--- DATA SECTION ---
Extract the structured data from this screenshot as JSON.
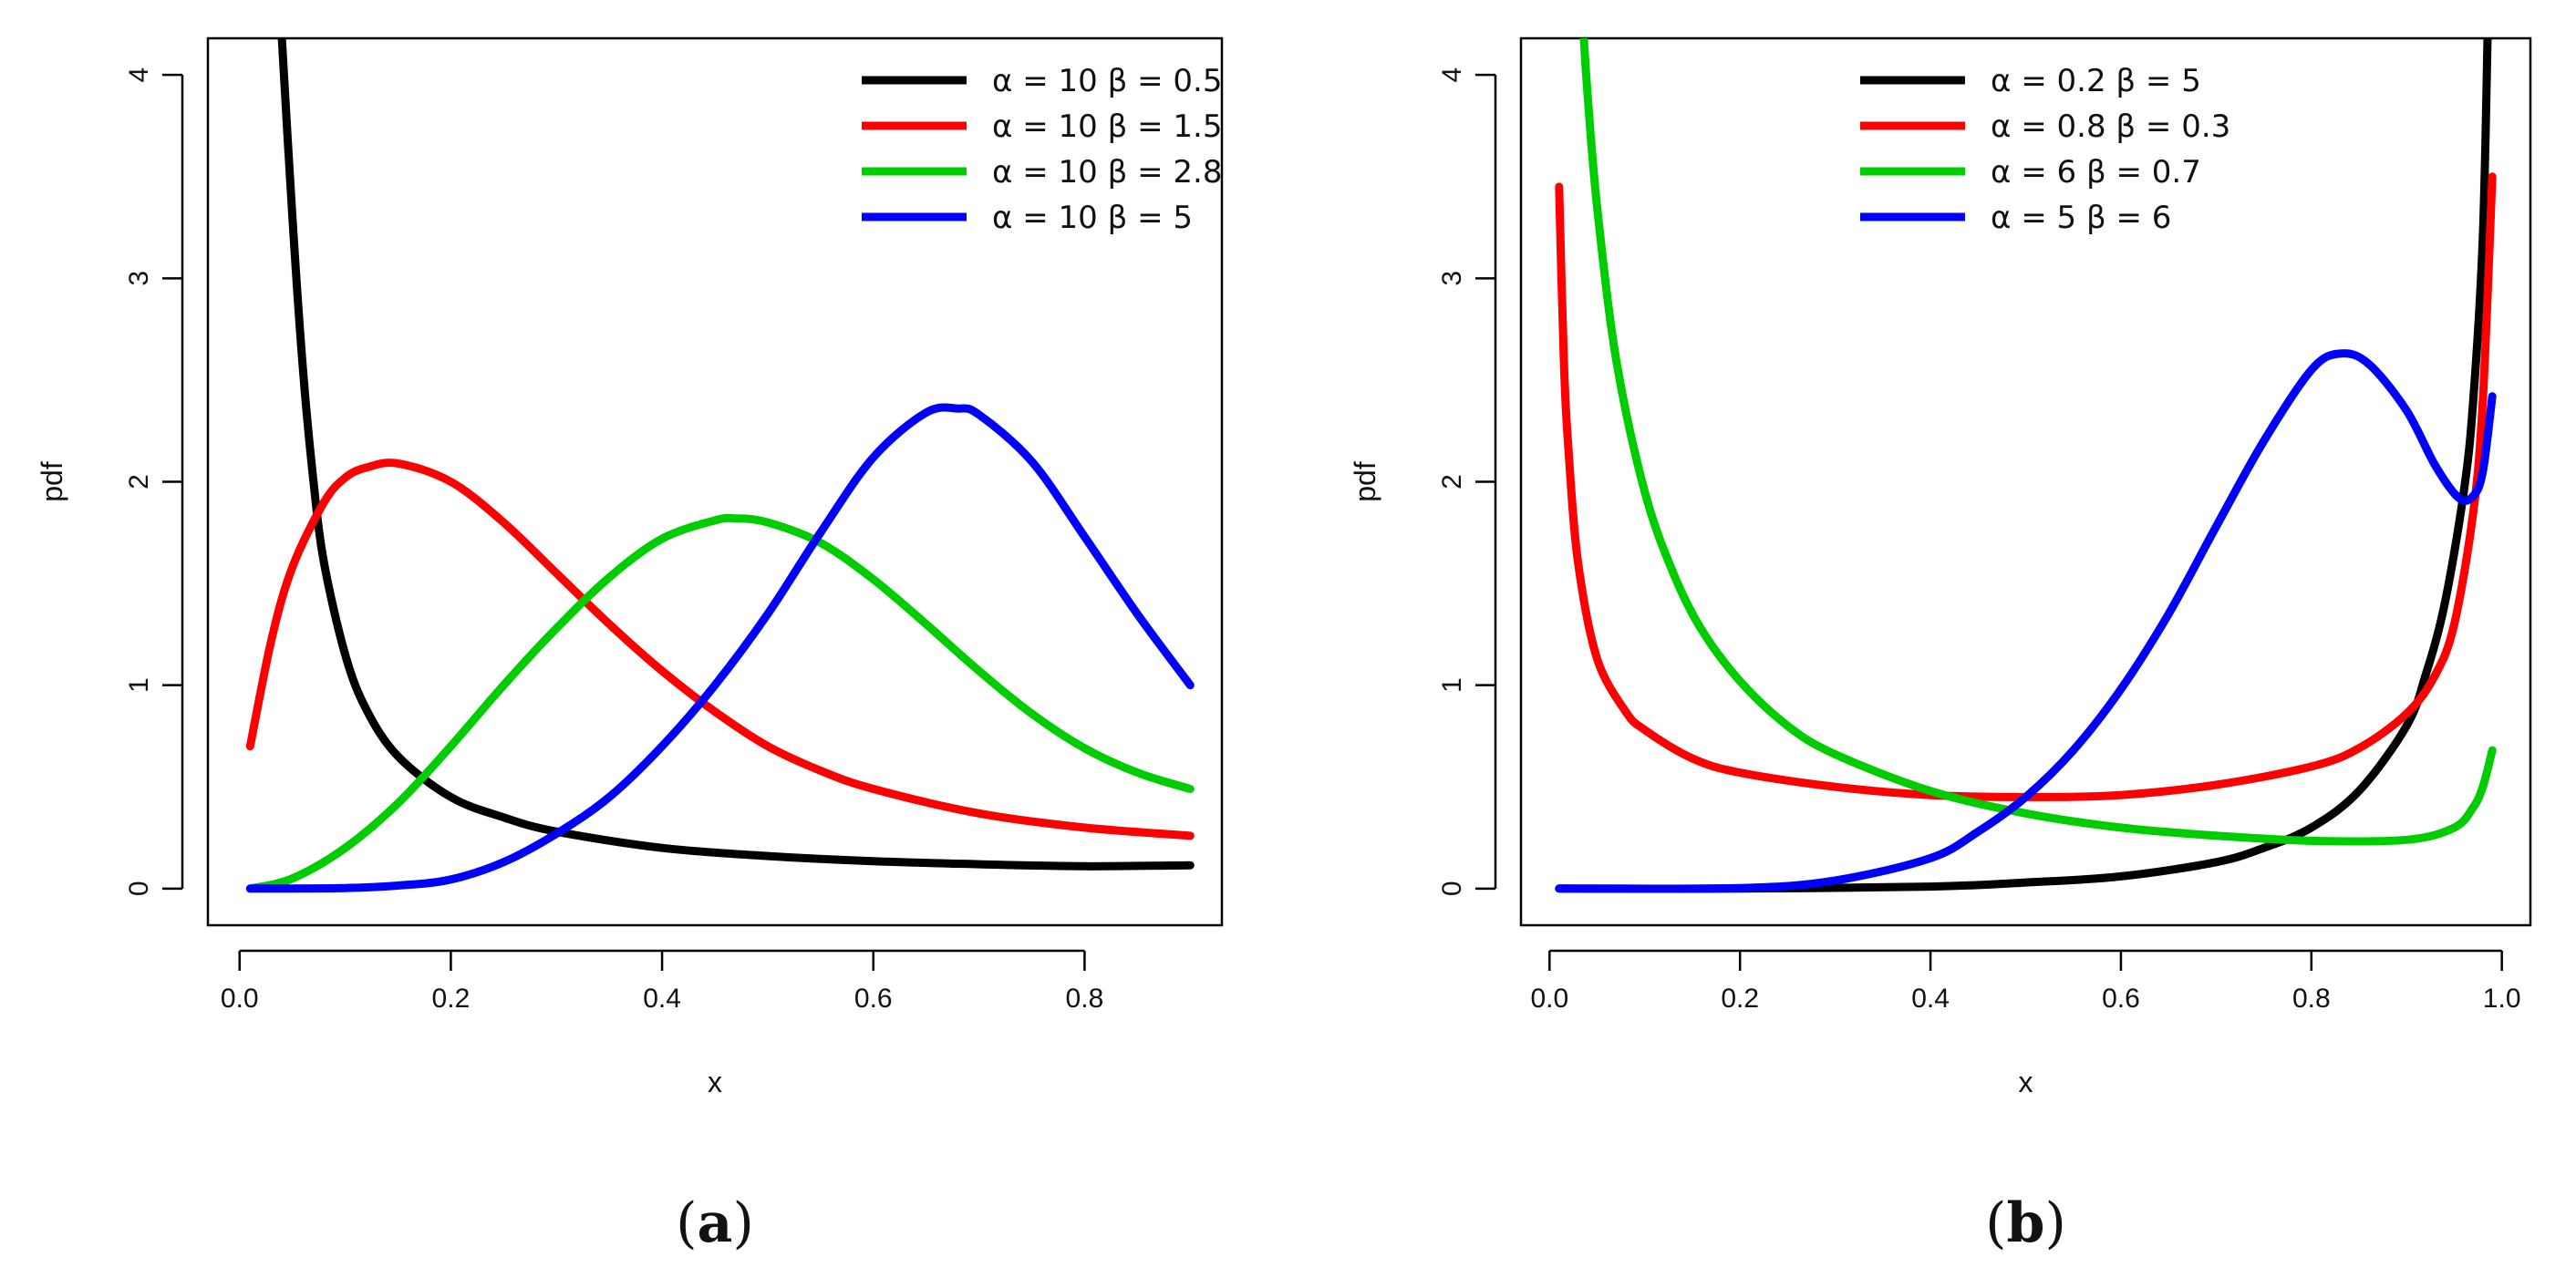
{
  "chart_data": [
    {
      "type": "line",
      "panel_label": "a",
      "caption": {
        "open": "(",
        "letter": "a",
        "close": ")"
      },
      "xlabel": "x",
      "ylabel": "pdf",
      "xlim": [
        -0.03,
        0.93
      ],
      "ylim": [
        -0.18,
        4.18
      ],
      "xticks": [
        0.0,
        0.2,
        0.4,
        0.6,
        0.8
      ],
      "xtick_labels": [
        "0.0",
        "0.2",
        "0.4",
        "0.6",
        "0.8"
      ],
      "yticks": [
        0,
        1,
        2,
        3,
        4
      ],
      "ytick_labels": [
        "0",
        "1",
        "2",
        "3",
        "4"
      ],
      "legend_position": "top-right",
      "series": [
        {
          "name": "α = 10  β = 0.5",
          "color": "#000000",
          "x": [
            0.04,
            0.05,
            0.06,
            0.07,
            0.08,
            0.1,
            0.12,
            0.15,
            0.2,
            0.25,
            0.3,
            0.4,
            0.5,
            0.6,
            0.7,
            0.8,
            0.9
          ],
          "y": [
            4.18,
            3.3,
            2.55,
            2.0,
            1.6,
            1.15,
            0.88,
            0.65,
            0.45,
            0.35,
            0.28,
            0.2,
            0.16,
            0.135,
            0.12,
            0.11,
            0.115
          ]
        },
        {
          "name": "α = 10  β = 1.5",
          "color": "#ff0000",
          "x": [
            0.01,
            0.03,
            0.05,
            0.08,
            0.1,
            0.12,
            0.15,
            0.2,
            0.25,
            0.3,
            0.35,
            0.4,
            0.45,
            0.5,
            0.55,
            0.6,
            0.7,
            0.8,
            0.9
          ],
          "y": [
            0.7,
            1.22,
            1.58,
            1.9,
            2.02,
            2.07,
            2.09,
            2.0,
            1.8,
            1.55,
            1.3,
            1.07,
            0.87,
            0.7,
            0.58,
            0.49,
            0.37,
            0.3,
            0.26
          ]
        },
        {
          "name": "α = 10  β = 2.8",
          "color": "#00cd00",
          "x": [
            0.01,
            0.05,
            0.1,
            0.15,
            0.2,
            0.25,
            0.3,
            0.35,
            0.4,
            0.45,
            0.47,
            0.5,
            0.55,
            0.6,
            0.65,
            0.7,
            0.75,
            0.8,
            0.85,
            0.9
          ],
          "y": [
            0.0,
            0.05,
            0.2,
            0.42,
            0.7,
            1.0,
            1.28,
            1.53,
            1.72,
            1.81,
            1.82,
            1.8,
            1.7,
            1.52,
            1.3,
            1.07,
            0.86,
            0.69,
            0.57,
            0.49
          ]
        },
        {
          "name": "α = 10  β = 5",
          "color": "#0000ff",
          "x": [
            0.01,
            0.1,
            0.15,
            0.2,
            0.25,
            0.3,
            0.35,
            0.4,
            0.45,
            0.5,
            0.55,
            0.6,
            0.65,
            0.68,
            0.7,
            0.75,
            0.8,
            0.85,
            0.9
          ],
          "y": [
            0.0,
            0.003,
            0.015,
            0.045,
            0.13,
            0.27,
            0.45,
            0.7,
            1.0,
            1.35,
            1.75,
            2.12,
            2.34,
            2.36,
            2.33,
            2.1,
            1.73,
            1.35,
            1.0
          ]
        }
      ]
    },
    {
      "type": "line",
      "panel_label": "b",
      "caption": {
        "open": "(",
        "letter": "b",
        "close": ")"
      },
      "xlabel": "x",
      "ylabel": "pdf",
      "xlim": [
        -0.03,
        1.03
      ],
      "ylim": [
        -0.18,
        4.18
      ],
      "xticks": [
        0.0,
        0.2,
        0.4,
        0.6,
        0.8,
        1.0
      ],
      "xtick_labels": [
        "0.0",
        "0.2",
        "0.4",
        "0.6",
        "0.8",
        "1.0"
      ],
      "yticks": [
        0,
        1,
        2,
        3,
        4
      ],
      "ytick_labels": [
        "0",
        "1",
        "2",
        "3",
        "4"
      ],
      "legend_position": "top",
      "series": [
        {
          "name": "α = 0.2  β = 5",
          "color": "#000000",
          "x": [
            0.01,
            0.2,
            0.4,
            0.5,
            0.6,
            0.7,
            0.75,
            0.8,
            0.85,
            0.9,
            0.92,
            0.94,
            0.96,
            0.97,
            0.98,
            0.985
          ],
          "y": [
            0.0,
            0.0,
            0.01,
            0.03,
            0.06,
            0.13,
            0.2,
            0.3,
            0.48,
            0.8,
            1.05,
            1.4,
            1.95,
            2.4,
            3.2,
            4.18
          ]
        },
        {
          "name": "α = 0.8  β = 0.3",
          "color": "#ff0000",
          "x": [
            0.01,
            0.015,
            0.02,
            0.03,
            0.05,
            0.08,
            0.1,
            0.15,
            0.2,
            0.3,
            0.4,
            0.5,
            0.6,
            0.7,
            0.8,
            0.85,
            0.9,
            0.93,
            0.95,
            0.97,
            0.98,
            0.99
          ],
          "y": [
            3.45,
            2.6,
            2.15,
            1.6,
            1.13,
            0.87,
            0.78,
            0.64,
            0.57,
            0.5,
            0.46,
            0.45,
            0.46,
            0.51,
            0.6,
            0.69,
            0.86,
            1.05,
            1.3,
            1.85,
            2.4,
            3.5
          ]
        },
        {
          "name": "α = 6  β = 0.7",
          "color": "#00cd00",
          "x": [
            0.036,
            0.04,
            0.05,
            0.07,
            0.1,
            0.13,
            0.16,
            0.2,
            0.25,
            0.3,
            0.4,
            0.5,
            0.6,
            0.7,
            0.8,
            0.9,
            0.95,
            0.97,
            0.98,
            0.99
          ],
          "y": [
            4.18,
            3.9,
            3.35,
            2.6,
            1.95,
            1.55,
            1.27,
            1.02,
            0.8,
            0.66,
            0.48,
            0.37,
            0.3,
            0.26,
            0.235,
            0.24,
            0.3,
            0.4,
            0.5,
            0.68
          ]
        },
        {
          "name": "α = 5  β = 6",
          "color": "#0000ff",
          "x": [
            0.01,
            0.2,
            0.3,
            0.4,
            0.45,
            0.5,
            0.55,
            0.6,
            0.65,
            0.7,
            0.75,
            0.8,
            0.83,
            0.86,
            0.9,
            0.93,
            0.955,
            0.97,
            0.98,
            0.99
          ],
          "y": [
            0.0,
            0.003,
            0.04,
            0.15,
            0.28,
            0.45,
            0.68,
            0.98,
            1.35,
            1.78,
            2.2,
            2.55,
            2.63,
            2.58,
            2.35,
            2.08,
            1.92,
            1.93,
            2.05,
            2.42
          ]
        }
      ]
    }
  ]
}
---
* _EXERCISE INSTRUCTIONS_: All of the material above is to be copied exactly, except for its images.

* _OUTPUT BELOW_:
Extract the structured data from this screenshot as JSON.
{
  "chart_data": [
    {
      "type": "line",
      "panel_label": "a",
      "caption": {
        "open": "(",
        "letter": "a",
        "close": ")"
      },
      "xlabel": "x",
      "ylabel": "pdf",
      "xlim": [
        -0.03,
        0.93
      ],
      "ylim": [
        -0.18,
        4.18
      ],
      "xticks": [
        0.0,
        0.2,
        0.4,
        0.6,
        0.8
      ],
      "xtick_labels": [
        "0.0",
        "0.2",
        "0.4",
        "0.6",
        "0.8"
      ],
      "yticks": [
        0,
        1,
        2,
        3,
        4
      ],
      "ytick_labels": [
        "0",
        "1",
        "2",
        "3",
        "4"
      ],
      "legend_position": "top-right",
      "series": [
        {
          "name": "α = 10  β = 0.5",
          "color": "#000000",
          "x": [
            0.04,
            0.05,
            0.06,
            0.07,
            0.08,
            0.1,
            0.12,
            0.15,
            0.2,
            0.25,
            0.3,
            0.4,
            0.5,
            0.6,
            0.7,
            0.8,
            0.9
          ],
          "y": [
            4.18,
            3.3,
            2.55,
            2.0,
            1.6,
            1.15,
            0.88,
            0.65,
            0.45,
            0.35,
            0.28,
            0.2,
            0.16,
            0.135,
            0.12,
            0.11,
            0.115
          ]
        },
        {
          "name": "α = 10  β = 1.5",
          "color": "#ff0000",
          "x": [
            0.01,
            0.03,
            0.05,
            0.08,
            0.1,
            0.12,
            0.15,
            0.2,
            0.25,
            0.3,
            0.35,
            0.4,
            0.45,
            0.5,
            0.55,
            0.6,
            0.7,
            0.8,
            0.9
          ],
          "y": [
            0.7,
            1.22,
            1.58,
            1.9,
            2.02,
            2.07,
            2.09,
            2.0,
            1.8,
            1.55,
            1.3,
            1.07,
            0.87,
            0.7,
            0.58,
            0.49,
            0.37,
            0.3,
            0.26
          ]
        },
        {
          "name": "α = 10  β = 2.8",
          "color": "#00cd00",
          "x": [
            0.01,
            0.05,
            0.1,
            0.15,
            0.2,
            0.25,
            0.3,
            0.35,
            0.4,
            0.45,
            0.47,
            0.5,
            0.55,
            0.6,
            0.65,
            0.7,
            0.75,
            0.8,
            0.85,
            0.9
          ],
          "y": [
            0.0,
            0.05,
            0.2,
            0.42,
            0.7,
            1.0,
            1.28,
            1.53,
            1.72,
            1.81,
            1.82,
            1.8,
            1.7,
            1.52,
            1.3,
            1.07,
            0.86,
            0.69,
            0.57,
            0.49
          ]
        },
        {
          "name": "α = 10  β = 5",
          "color": "#0000ff",
          "x": [
            0.01,
            0.1,
            0.15,
            0.2,
            0.25,
            0.3,
            0.35,
            0.4,
            0.45,
            0.5,
            0.55,
            0.6,
            0.65,
            0.68,
            0.7,
            0.75,
            0.8,
            0.85,
            0.9
          ],
          "y": [
            0.0,
            0.003,
            0.015,
            0.045,
            0.13,
            0.27,
            0.45,
            0.7,
            1.0,
            1.35,
            1.75,
            2.12,
            2.34,
            2.36,
            2.33,
            2.1,
            1.73,
            1.35,
            1.0
          ]
        }
      ]
    },
    {
      "type": "line",
      "panel_label": "b",
      "caption": {
        "open": "(",
        "letter": "b",
        "close": ")"
      },
      "xlabel": "x",
      "ylabel": "pdf",
      "xlim": [
        -0.03,
        1.03
      ],
      "ylim": [
        -0.18,
        4.18
      ],
      "xticks": [
        0.0,
        0.2,
        0.4,
        0.6,
        0.8,
        1.0
      ],
      "xtick_labels": [
        "0.0",
        "0.2",
        "0.4",
        "0.6",
        "0.8",
        "1.0"
      ],
      "yticks": [
        0,
        1,
        2,
        3,
        4
      ],
      "ytick_labels": [
        "0",
        "1",
        "2",
        "3",
        "4"
      ],
      "legend_position": "top",
      "series": [
        {
          "name": "α = 0.2  β = 5",
          "color": "#000000",
          "x": [
            0.01,
            0.2,
            0.4,
            0.5,
            0.6,
            0.7,
            0.75,
            0.8,
            0.85,
            0.9,
            0.92,
            0.94,
            0.96,
            0.97,
            0.98,
            0.985
          ],
          "y": [
            0.0,
            0.0,
            0.01,
            0.03,
            0.06,
            0.13,
            0.2,
            0.3,
            0.48,
            0.8,
            1.05,
            1.4,
            1.95,
            2.4,
            3.2,
            4.18
          ]
        },
        {
          "name": "α = 0.8  β = 0.3",
          "color": "#ff0000",
          "x": [
            0.01,
            0.015,
            0.02,
            0.03,
            0.05,
            0.08,
            0.1,
            0.15,
            0.2,
            0.3,
            0.4,
            0.5,
            0.6,
            0.7,
            0.8,
            0.85,
            0.9,
            0.93,
            0.95,
            0.97,
            0.98,
            0.99
          ],
          "y": [
            3.45,
            2.6,
            2.15,
            1.6,
            1.13,
            0.87,
            0.78,
            0.64,
            0.57,
            0.5,
            0.46,
            0.45,
            0.46,
            0.51,
            0.6,
            0.69,
            0.86,
            1.05,
            1.3,
            1.85,
            2.4,
            3.5
          ]
        },
        {
          "name": "α = 6  β = 0.7",
          "color": "#00cd00",
          "x": [
            0.036,
            0.04,
            0.05,
            0.07,
            0.1,
            0.13,
            0.16,
            0.2,
            0.25,
            0.3,
            0.4,
            0.5,
            0.6,
            0.7,
            0.8,
            0.9,
            0.95,
            0.97,
            0.98,
            0.99
          ],
          "y": [
            4.18,
            3.9,
            3.35,
            2.6,
            1.95,
            1.55,
            1.27,
            1.02,
            0.8,
            0.66,
            0.48,
            0.37,
            0.3,
            0.26,
            0.235,
            0.24,
            0.3,
            0.4,
            0.5,
            0.68
          ]
        },
        {
          "name": "α = 5  β = 6",
          "color": "#0000ff",
          "x": [
            0.01,
            0.2,
            0.3,
            0.4,
            0.45,
            0.5,
            0.55,
            0.6,
            0.65,
            0.7,
            0.75,
            0.8,
            0.83,
            0.86,
            0.9,
            0.93,
            0.955,
            0.97,
            0.98,
            0.99
          ],
          "y": [
            0.0,
            0.003,
            0.04,
            0.15,
            0.28,
            0.45,
            0.68,
            0.98,
            1.35,
            1.78,
            2.2,
            2.55,
            2.63,
            2.58,
            2.35,
            2.08,
            1.92,
            1.93,
            2.05,
            2.42
          ]
        }
      ]
    }
  ]
}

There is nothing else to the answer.